Figure dataset records

★ ★ ★ ★ ★

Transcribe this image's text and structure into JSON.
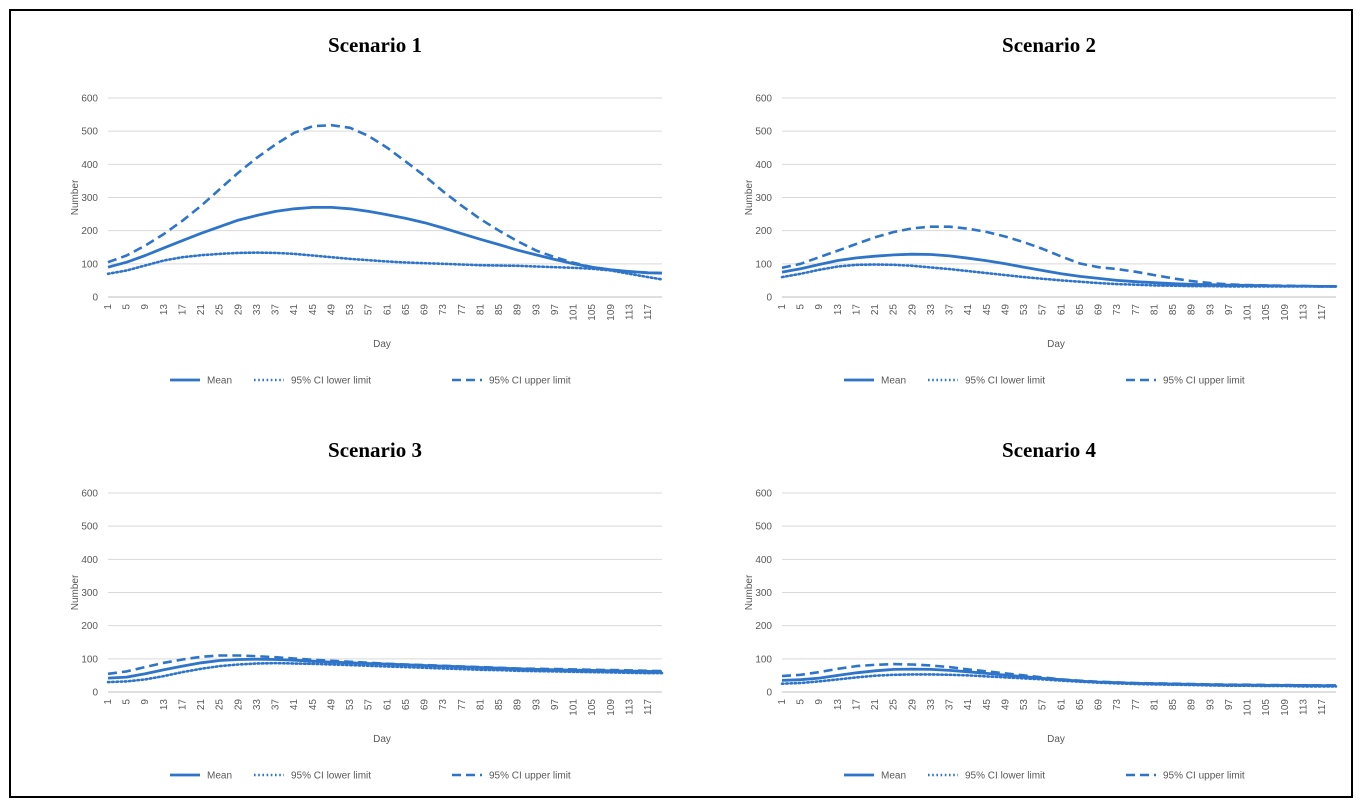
{
  "colors": {
    "series": "#2e75c9"
  },
  "chart_data": [
    {
      "type": "line",
      "title": "Scenario 1",
      "xlabel": "Day",
      "ylabel": "Number",
      "ylim": [
        0,
        600
      ],
      "yticks": [
        "0",
        "100",
        "200",
        "300",
        "400",
        "500",
        "600"
      ],
      "xticks": [
        "1",
        "5",
        "9",
        "13",
        "17",
        "21",
        "25",
        "29",
        "33",
        "37",
        "41",
        "45",
        "49",
        "53",
        "57",
        "61",
        "65",
        "69",
        "73",
        "77",
        "81",
        "85",
        "89",
        "93",
        "97",
        "101",
        "105",
        "109",
        "113",
        "117"
      ],
      "xrange": [
        1,
        120
      ],
      "grid": true,
      "legend": "bottom",
      "series": [
        {
          "name": "Mean",
          "style": "solid",
          "x": [
            1,
            5,
            9,
            13,
            17,
            21,
            25,
            29,
            33,
            37,
            41,
            45,
            49,
            53,
            57,
            61,
            65,
            69,
            73,
            77,
            81,
            85,
            89,
            93,
            97,
            101,
            105,
            109,
            113,
            117,
            120
          ],
          "y": [
            90,
            105,
            125,
            148,
            170,
            192,
            212,
            232,
            246,
            258,
            266,
            270,
            270,
            266,
            258,
            248,
            237,
            224,
            208,
            191,
            174,
            158,
            141,
            127,
            113,
            100,
            90,
            82,
            77,
            73,
            72
          ]
        },
        {
          "name": "95% CI lower limit",
          "style": "dotted",
          "x": [
            1,
            5,
            9,
            13,
            17,
            21,
            25,
            29,
            33,
            37,
            41,
            45,
            49,
            53,
            57,
            61,
            65,
            69,
            73,
            77,
            81,
            85,
            89,
            93,
            97,
            101,
            105,
            109,
            113,
            117,
            120
          ],
          "y": [
            70,
            80,
            95,
            110,
            120,
            126,
            130,
            133,
            134,
            133,
            130,
            125,
            120,
            115,
            111,
            107,
            104,
            102,
            100,
            98,
            96,
            95,
            94,
            92,
            90,
            88,
            85,
            80,
            70,
            60,
            53
          ]
        },
        {
          "name": "95% CI upper limit",
          "style": "dashed",
          "x": [
            1,
            5,
            9,
            13,
            17,
            21,
            25,
            29,
            33,
            37,
            41,
            45,
            49,
            53,
            57,
            61,
            65,
            69,
            73,
            77,
            81,
            85,
            89,
            93,
            97,
            101,
            105,
            109,
            113,
            117,
            120
          ],
          "y": [
            105,
            125,
            155,
            190,
            230,
            275,
            325,
            375,
            420,
            460,
            495,
            515,
            518,
            510,
            485,
            450,
            408,
            365,
            318,
            275,
            235,
            200,
            168,
            140,
            120,
            103,
            90,
            82,
            77,
            73,
            72
          ]
        }
      ]
    },
    {
      "type": "line",
      "title": "Scenario 2",
      "xlabel": "Day",
      "ylabel": "Number",
      "ylim": [
        0,
        600
      ],
      "yticks": [
        "0",
        "100",
        "200",
        "300",
        "400",
        "500",
        "600"
      ],
      "xticks": [
        "1",
        "5",
        "9",
        "13",
        "17",
        "21",
        "25",
        "29",
        "33",
        "37",
        "41",
        "45",
        "49",
        "53",
        "57",
        "61",
        "65",
        "69",
        "73",
        "77",
        "81",
        "85",
        "89",
        "93",
        "97",
        "101",
        "105",
        "109",
        "113",
        "117"
      ],
      "xrange": [
        1,
        120
      ],
      "grid": true,
      "legend": "bottom",
      "series": [
        {
          "name": "Mean",
          "style": "solid",
          "x": [
            1,
            5,
            9,
            13,
            17,
            21,
            25,
            29,
            33,
            37,
            41,
            45,
            49,
            53,
            57,
            61,
            65,
            69,
            73,
            77,
            81,
            85,
            89,
            93,
            97,
            101,
            105,
            109,
            113,
            117,
            120
          ],
          "y": [
            75,
            85,
            98,
            110,
            118,
            123,
            127,
            129,
            128,
            124,
            117,
            109,
            100,
            90,
            80,
            70,
            62,
            56,
            50,
            46,
            43,
            40,
            38,
            37,
            36,
            35,
            34,
            33,
            33,
            32,
            32
          ]
        },
        {
          "name": "95% CI lower limit",
          "style": "dotted",
          "x": [
            1,
            5,
            9,
            13,
            17,
            21,
            25,
            29,
            33,
            37,
            41,
            45,
            49,
            53,
            57,
            61,
            65,
            69,
            73,
            77,
            81,
            85,
            89,
            93,
            97,
            101,
            105,
            109,
            113,
            117,
            120
          ],
          "y": [
            60,
            70,
            82,
            92,
            97,
            98,
            97,
            94,
            89,
            84,
            78,
            72,
            66,
            60,
            55,
            50,
            46,
            42,
            39,
            37,
            35,
            34,
            33,
            33,
            32,
            32,
            32,
            32,
            32,
            32,
            32
          ]
        },
        {
          "name": "95% CI upper limit",
          "style": "dashed",
          "x": [
            1,
            5,
            9,
            13,
            17,
            21,
            25,
            29,
            33,
            37,
            41,
            45,
            49,
            53,
            57,
            61,
            65,
            69,
            73,
            77,
            81,
            85,
            89,
            93,
            97,
            101,
            105,
            109,
            113,
            117,
            120
          ],
          "y": [
            88,
            100,
            120,
            140,
            160,
            180,
            196,
            207,
            212,
            212,
            206,
            196,
            182,
            165,
            145,
            122,
            101,
            90,
            84,
            76,
            66,
            56,
            48,
            42,
            38,
            36,
            35,
            34,
            33,
            32,
            32
          ]
        }
      ]
    },
    {
      "type": "line",
      "title": "Scenario 3",
      "xlabel": "Day",
      "ylabel": "Number",
      "ylim": [
        0,
        600
      ],
      "yticks": [
        "0",
        "100",
        "200",
        "300",
        "400",
        "500",
        "600"
      ],
      "xticks": [
        "1",
        "5",
        "9",
        "13",
        "17",
        "21",
        "25",
        "29",
        "33",
        "37",
        "41",
        "45",
        "49",
        "53",
        "57",
        "61",
        "65",
        "69",
        "73",
        "77",
        "81",
        "85",
        "89",
        "93",
        "97",
        "101",
        "105",
        "109",
        "113",
        "117"
      ],
      "xrange": [
        1,
        120
      ],
      "grid": true,
      "legend": "bottom",
      "series": [
        {
          "name": "Mean",
          "style": "solid",
          "x": [
            1,
            5,
            9,
            13,
            17,
            21,
            25,
            29,
            33,
            37,
            41,
            45,
            49,
            53,
            57,
            61,
            65,
            69,
            73,
            77,
            81,
            85,
            89,
            93,
            97,
            101,
            105,
            109,
            113,
            117,
            120
          ],
          "y": [
            42,
            45,
            55,
            67,
            78,
            88,
            95,
            98,
            99,
            98,
            96,
            93,
            90,
            88,
            86,
            84,
            82,
            80,
            78,
            76,
            74,
            72,
            70,
            68,
            67,
            66,
            65,
            64,
            63,
            62,
            61
          ]
        },
        {
          "name": "95% CI lower limit",
          "style": "dotted",
          "x": [
            1,
            5,
            9,
            13,
            17,
            21,
            25,
            29,
            33,
            37,
            41,
            45,
            49,
            53,
            57,
            61,
            65,
            69,
            73,
            77,
            81,
            85,
            89,
            93,
            97,
            101,
            105,
            109,
            113,
            117,
            120
          ],
          "y": [
            30,
            32,
            38,
            48,
            60,
            70,
            78,
            83,
            86,
            87,
            86,
            85,
            83,
            81,
            79,
            77,
            75,
            73,
            71,
            69,
            67,
            66,
            64,
            63,
            62,
            61,
            60,
            59,
            58,
            57,
            57
          ]
        },
        {
          "name": "95% CI upper limit",
          "style": "dashed",
          "x": [
            1,
            5,
            9,
            13,
            17,
            21,
            25,
            29,
            33,
            37,
            41,
            45,
            49,
            53,
            57,
            61,
            65,
            69,
            73,
            77,
            81,
            85,
            89,
            93,
            97,
            101,
            105,
            109,
            113,
            117,
            120
          ],
          "y": [
            55,
            62,
            75,
            88,
            98,
            106,
            110,
            110,
            108,
            105,
            101,
            97,
            94,
            91,
            88,
            85,
            83,
            81,
            79,
            77,
            75,
            73,
            71,
            70,
            69,
            68,
            67,
            66,
            65,
            64,
            63
          ]
        }
      ]
    },
    {
      "type": "line",
      "title": "Scenario 4",
      "xlabel": "Day",
      "ylabel": "Number",
      "ylim": [
        0,
        600
      ],
      "yticks": [
        "0",
        "100",
        "200",
        "300",
        "400",
        "500",
        "600"
      ],
      "xticks": [
        "1",
        "5",
        "9",
        "13",
        "17",
        "21",
        "25",
        "29",
        "33",
        "37",
        "41",
        "45",
        "49",
        "53",
        "57",
        "61",
        "65",
        "69",
        "73",
        "77",
        "81",
        "85",
        "89",
        "93",
        "97",
        "101",
        "105",
        "109",
        "113",
        "117"
      ],
      "xrange": [
        1,
        120
      ],
      "grid": true,
      "legend": "bottom",
      "series": [
        {
          "name": "Mean",
          "style": "solid",
          "x": [
            1,
            5,
            9,
            13,
            17,
            21,
            25,
            29,
            33,
            37,
            41,
            45,
            49,
            53,
            57,
            61,
            65,
            69,
            73,
            77,
            81,
            85,
            89,
            93,
            97,
            101,
            105,
            109,
            113,
            117,
            120
          ],
          "y": [
            35,
            37,
            42,
            50,
            58,
            64,
            68,
            69,
            68,
            65,
            61,
            56,
            51,
            46,
            41,
            37,
            33,
            30,
            28,
            26,
            25,
            24,
            23,
            22,
            21,
            21,
            20,
            20,
            20,
            19,
            19
          ]
        },
        {
          "name": "95% CI lower limit",
          "style": "dotted",
          "x": [
            1,
            5,
            9,
            13,
            17,
            21,
            25,
            29,
            33,
            37,
            41,
            45,
            49,
            53,
            57,
            61,
            65,
            69,
            73,
            77,
            81,
            85,
            89,
            93,
            97,
            101,
            105,
            109,
            113,
            117,
            120
          ],
          "y": [
            25,
            27,
            32,
            38,
            44,
            49,
            52,
            53,
            53,
            52,
            50,
            47,
            44,
            41,
            38,
            34,
            31,
            28,
            26,
            24,
            23,
            22,
            21,
            20,
            19,
            19,
            18,
            18,
            17,
            17,
            17
          ]
        },
        {
          "name": "95% CI upper limit",
          "style": "dashed",
          "x": [
            1,
            5,
            9,
            13,
            17,
            21,
            25,
            29,
            33,
            37,
            41,
            45,
            49,
            53,
            57,
            61,
            65,
            69,
            73,
            77,
            81,
            85,
            89,
            93,
            97,
            101,
            105,
            109,
            113,
            117,
            120
          ],
          "y": [
            48,
            52,
            60,
            70,
            78,
            82,
            84,
            83,
            80,
            75,
            68,
            62,
            56,
            50,
            44,
            38,
            34,
            31,
            29,
            27,
            26,
            25,
            24,
            23,
            22,
            22,
            21,
            21,
            20,
            20,
            20
          ]
        }
      ]
    }
  ]
}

★ ★ ★ ★ ★

WORK REQUIRED
Tally up the lines in the preceding listing that contain the string "title". Respond with the number and nothing else.

WORKED ANSWER
4